Stored data
━━━━━━━━━━━━━━━━━━━━

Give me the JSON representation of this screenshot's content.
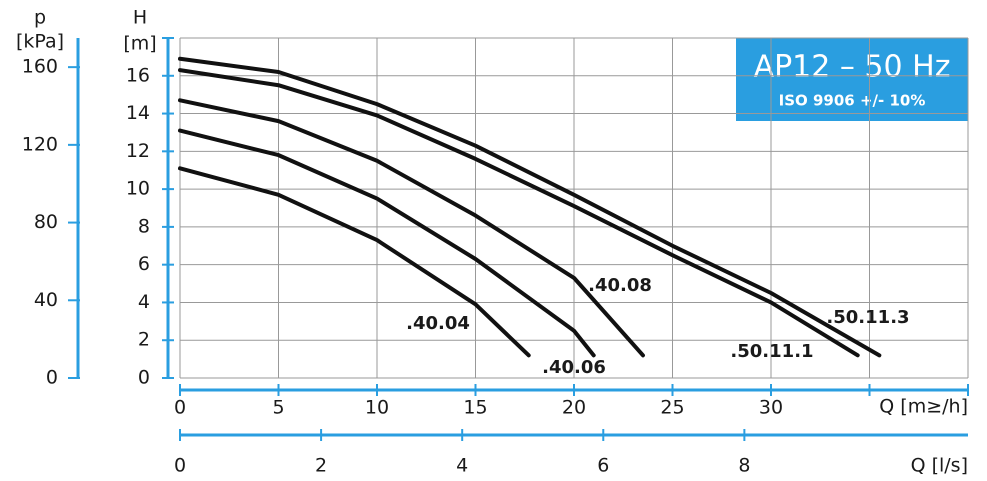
{
  "chart_data": {
    "type": "line",
    "title": "AP12 – 50 Hz",
    "subtitle": "ISO 9906 +/- 10%",
    "x_label": "Q [m≥/h]",
    "x2_label": "Q [l/s]",
    "y_label": [
      "H",
      "[m]"
    ],
    "y2_label": [
      "p",
      "[kPa]"
    ],
    "xlim": [
      0,
      40
    ],
    "xticks": [
      0,
      5,
      10,
      15,
      20,
      25,
      30,
      {
        "value": 35,
        "label": null
      },
      {
        "value": 40,
        "label": null
      }
    ],
    "x2lim": [
      0,
      11.17
    ],
    "x2ticks": [
      0,
      2,
      4,
      6,
      8
    ],
    "ylim": [
      0,
      18
    ],
    "yticks": [
      0,
      2,
      4,
      6,
      8,
      10,
      12,
      14,
      16,
      {
        "value": 18,
        "label": null
      }
    ],
    "y2lim": [
      0,
      175
    ],
    "y2ticks": [
      0,
      40,
      80,
      120,
      160
    ],
    "grid": true,
    "axis_color": "#2a9ee0",
    "series": [
      {
        "name": ".50.11.3",
        "color": "#111111",
        "x": [
          0,
          5,
          10,
          15,
          20,
          25,
          30,
          35.5
        ],
        "values": [
          16.9,
          16.2,
          14.5,
          12.3,
          9.7,
          7.0,
          4.5,
          1.2
        ]
      },
      {
        "name": ".50.11.1",
        "color": "#111111",
        "x": [
          0,
          5,
          10,
          15,
          20,
          25,
          30,
          34.4
        ],
        "values": [
          16.3,
          15.5,
          13.9,
          11.6,
          9.1,
          6.5,
          4.0,
          1.2
        ]
      },
      {
        "name": ".40.08",
        "color": "#111111",
        "x": [
          0,
          5,
          10,
          15,
          20,
          23.5
        ],
        "values": [
          14.7,
          13.6,
          11.5,
          8.6,
          5.3,
          1.2
        ]
      },
      {
        "name": ".40.06",
        "color": "#111111",
        "x": [
          0,
          5,
          10,
          15,
          20,
          21
        ],
        "values": [
          13.1,
          11.8,
          9.5,
          6.3,
          2.5,
          1.2
        ]
      },
      {
        "name": ".40.04",
        "color": "#111111",
        "x": [
          0,
          5,
          10,
          15,
          17.7
        ],
        "values": [
          11.1,
          9.7,
          7.3,
          3.9,
          1.2
        ]
      }
    ]
  }
}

━━━━━━━━━━━━━━━━━━━━

SET EXERCISE => Reproduce the whole listing word for word, setting aside any pictures.

SOLUTION TO THIS EXERCISE =>
Give me the JSON representation of this screenshot's content.
{
  "chart_data": {
    "type": "line",
    "title": "AP12 – 50 Hz",
    "subtitle": "ISO 9906 +/- 10%",
    "x_label": "Q [m≥/h]",
    "x2_label": "Q [l/s]",
    "y_label": [
      "H",
      "[m]"
    ],
    "y2_label": [
      "p",
      "[kPa]"
    ],
    "xlim": [
      0,
      40
    ],
    "xticks": [
      0,
      5,
      10,
      15,
      20,
      25,
      30,
      {
        "value": 35,
        "label": null
      },
      {
        "value": 40,
        "label": null
      }
    ],
    "x2lim": [
      0,
      11.17
    ],
    "x2ticks": [
      0,
      2,
      4,
      6,
      8
    ],
    "ylim": [
      0,
      18
    ],
    "yticks": [
      0,
      2,
      4,
      6,
      8,
      10,
      12,
      14,
      16,
      {
        "value": 18,
        "label": null
      }
    ],
    "y2lim": [
      0,
      175
    ],
    "y2ticks": [
      0,
      40,
      80,
      120,
      160
    ],
    "grid": true,
    "axis_color": "#2a9ee0",
    "series": [
      {
        "name": ".50.11.3",
        "color": "#111111",
        "x": [
          0,
          5,
          10,
          15,
          20,
          25,
          30,
          35.5
        ],
        "values": [
          16.9,
          16.2,
          14.5,
          12.3,
          9.7,
          7.0,
          4.5,
          1.2
        ]
      },
      {
        "name": ".50.11.1",
        "color": "#111111",
        "x": [
          0,
          5,
          10,
          15,
          20,
          25,
          30,
          34.4
        ],
        "values": [
          16.3,
          15.5,
          13.9,
          11.6,
          9.1,
          6.5,
          4.0,
          1.2
        ]
      },
      {
        "name": ".40.08",
        "color": "#111111",
        "x": [
          0,
          5,
          10,
          15,
          20,
          23.5
        ],
        "values": [
          14.7,
          13.6,
          11.5,
          8.6,
          5.3,
          1.2
        ]
      },
      {
        "name": ".40.06",
        "color": "#111111",
        "x": [
          0,
          5,
          10,
          15,
          20,
          21
        ],
        "values": [
          13.1,
          11.8,
          9.5,
          6.3,
          2.5,
          1.2
        ]
      },
      {
        "name": ".40.04",
        "color": "#111111",
        "x": [
          0,
          5,
          10,
          15,
          17.7
        ],
        "values": [
          11.1,
          9.7,
          7.3,
          3.9,
          1.2
        ]
      }
    ]
  }
}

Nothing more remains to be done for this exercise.